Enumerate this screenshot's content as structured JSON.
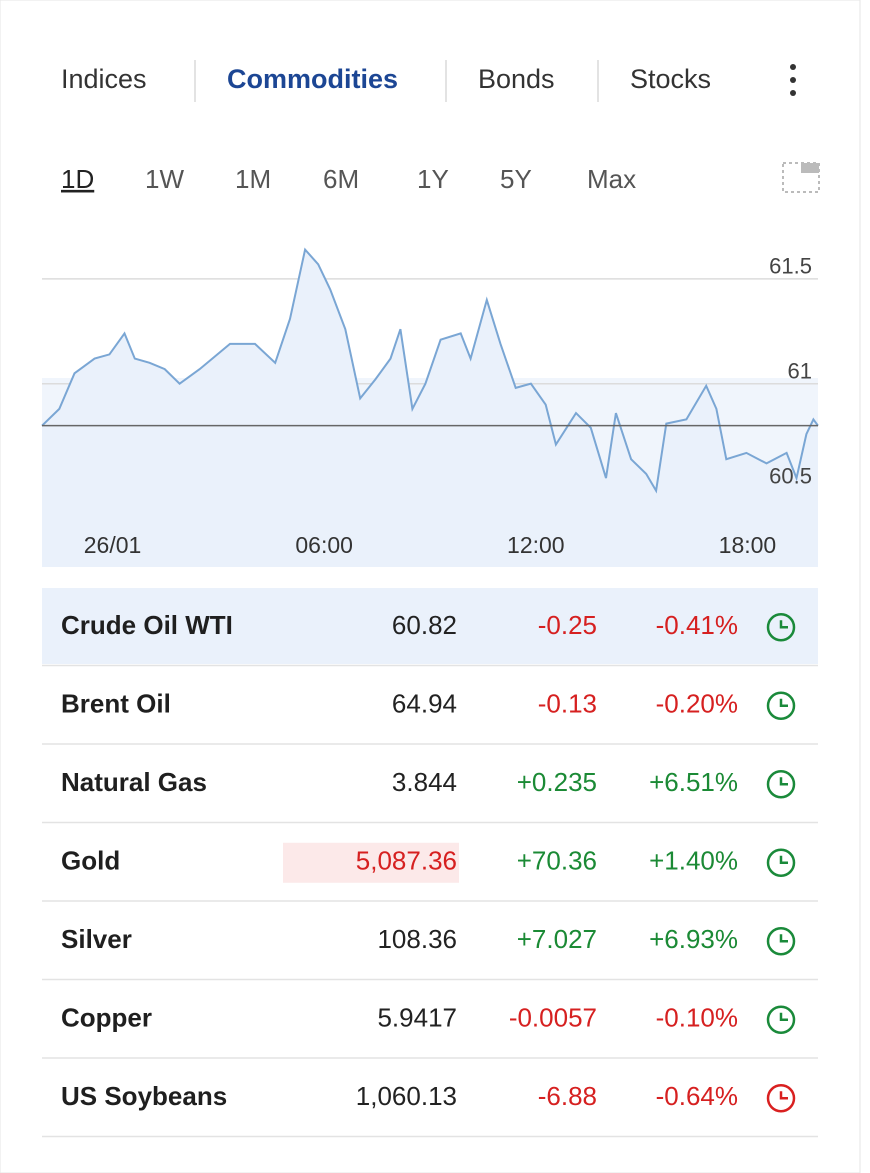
{
  "tabs": {
    "items": [
      "Indices",
      "Commodities",
      "Bonds",
      "Stocks"
    ],
    "active": 1
  },
  "periods": {
    "items": [
      "1D",
      "1W",
      "1M",
      "6M",
      "1Y",
      "5Y",
      "Max"
    ],
    "active": 0
  },
  "chart_data": {
    "type": "line",
    "x": [
      -2,
      -1.51,
      -1.08,
      -0.51,
      -0.09,
      0.34,
      0.63,
      1.05,
      1.48,
      1.9,
      2.47,
      3.33,
      4.04,
      4.61,
      5.03,
      5.46,
      5.83,
      6.17,
      6.6,
      7.02,
      7.45,
      7.88,
      8.16,
      8.5,
      8.87,
      9.3,
      9.87,
      10.15,
      10.61,
      11,
      11.43,
      11.86,
      12.28,
      12.57,
      13.14,
      13.56,
      13.99,
      14.27,
      14.7,
      15.13,
      15.41,
      15.7,
      16.27,
      16.83,
      17.12,
      17.4,
      17.97,
      18.54,
      19.11,
      19.39,
      19.67,
      19.87,
      20
    ],
    "values": [
      60.8,
      60.88,
      61.05,
      61.12,
      61.14,
      61.24,
      61.12,
      61.1,
      61.07,
      61.0,
      61.07,
      61.19,
      61.19,
      61.1,
      61.31,
      61.64,
      61.57,
      61.45,
      61.26,
      60.93,
      61.02,
      61.12,
      61.26,
      60.88,
      61.0,
      61.21,
      61.24,
      61.12,
      61.4,
      61.19,
      60.98,
      61.0,
      60.9,
      60.71,
      60.86,
      60.79,
      60.55,
      60.86,
      60.64,
      60.57,
      60.49,
      60.81,
      60.83,
      60.99,
      60.88,
      60.64,
      60.67,
      60.62,
      60.67,
      60.55,
      60.76,
      60.83,
      60.8
    ],
    "color": "#7aa6d4",
    "reference_line": 60.8,
    "xlim": [
      -2,
      20
    ],
    "xticks": [
      {
        "value": 0,
        "label": "26/01"
      },
      {
        "value": 6,
        "label": "06:00"
      },
      {
        "value": 12,
        "label": "12:00"
      },
      {
        "value": 18,
        "label": "18:00"
      }
    ],
    "ylim": [
      60.35,
      61.7
    ],
    "yticks": [
      60.5,
      61,
      61.5
    ],
    "grid": true
  },
  "table": {
    "rows": [
      {
        "name": "Crude Oil WTI",
        "price": "60.82",
        "change": "-0.25",
        "change_pct": "-0.41%",
        "direction": "down",
        "icon_color": "#1a8a3a",
        "selected": true,
        "highlight": false
      },
      {
        "name": "Brent Oil",
        "price": "64.94",
        "change": "-0.13",
        "change_pct": "-0.20%",
        "direction": "down",
        "icon_color": "#1a8a3a",
        "selected": false,
        "highlight": false
      },
      {
        "name": "Natural Gas",
        "price": "3.844",
        "change": "+0.235",
        "change_pct": "+6.51%",
        "direction": "up",
        "icon_color": "#1a8a3a",
        "selected": false,
        "highlight": false
      },
      {
        "name": "Gold",
        "price": "5,087.36",
        "change": "+70.36",
        "change_pct": "+1.40%",
        "direction": "up",
        "icon_color": "#1a8a3a",
        "selected": false,
        "highlight": true
      },
      {
        "name": "Silver",
        "price": "108.36",
        "change": "+7.027",
        "change_pct": "+6.93%",
        "direction": "up",
        "icon_color": "#1a8a3a",
        "selected": false,
        "highlight": false
      },
      {
        "name": "Copper",
        "price": "5.9417",
        "change": "-0.0057",
        "change_pct": "-0.10%",
        "direction": "down",
        "icon_color": "#1a8a3a",
        "selected": false,
        "highlight": false
      },
      {
        "name": "US Soybeans",
        "price": "1,060.13",
        "change": "-6.88",
        "change_pct": "-0.64%",
        "direction": "down",
        "icon_color": "#d92020",
        "selected": false,
        "highlight": false
      }
    ]
  }
}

• _DIRECTION_
Gather all lines from the listing above in which "label" occurs.

• _SOLUTION TO THIS TASK_
        "label": "26/01"
        "label": "06:00"
        "label": "12:00"
        "label": "18:00"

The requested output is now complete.